■ Task description
Pictures stay out; everything else in the records below is copied exactly.

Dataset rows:
○ ○ ○ ○ ○
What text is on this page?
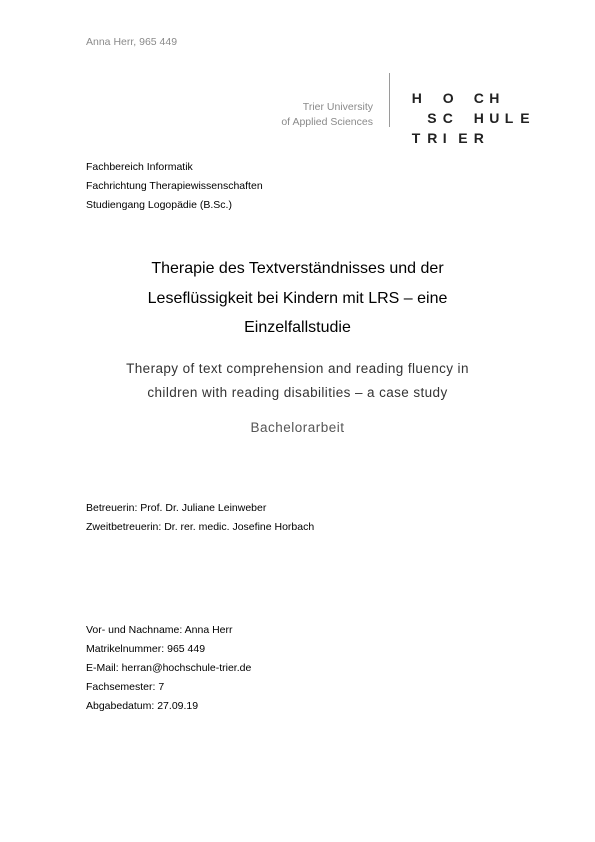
Anna Herr, 965 449
Trier University
of Applied Sciences

H O C H

S C H U L E

T R I E R

Fachbereich Informatik
Fachrichtung Therapiewissenschaften
Studiengang Logopädie (B.Sc.)
Therapie des Textverständnisses und der
Leseflüssigkeit bei Kindern mit LRS – eine
Einzelfallstudie
Therapy of text comprehension and reading fluency in
children with reading disabilities – a case study
Bachelorarbeit
Betreuerin: Prof. Dr. Juliane Leinweber
Zweitbetreuerin: Dr. rer. medic. Josefine Horbach
Vor- und Nachname: Anna Herr
Matrikelnummer: 965 449
E-Mail: herran@hochschule-trier.de
Fachsemester: 7
Abgabedatum: 27.09.19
○ ○ ○ ○ ○
■ Exercise answer
What text is on this page?
Anna Herr, 965 449
Trier University
of Applied Sciences

H O C H

S C H U L E

T R I E R

Fachbereich Informatik
Fachrichtung Therapiewissenschaften
Studiengang Logopädie (B.Sc.)
Therapie des Textverständnisses und der
Leseflüssigkeit bei Kindern mit LRS – eine
Einzelfallstudie
Therapy of text comprehension and reading fluency in
children with reading disabilities – a case study
Bachelorarbeit
Betreuerin: Prof. Dr. Juliane Leinweber
Zweitbetreuerin: Dr. rer. medic. Josefine Horbach
Vor- und Nachname: Anna Herr
Matrikelnummer: 965 449
E-Mail: herran@hochschule-trier.de
Fachsemester: 7
Abgabedatum: 27.09.19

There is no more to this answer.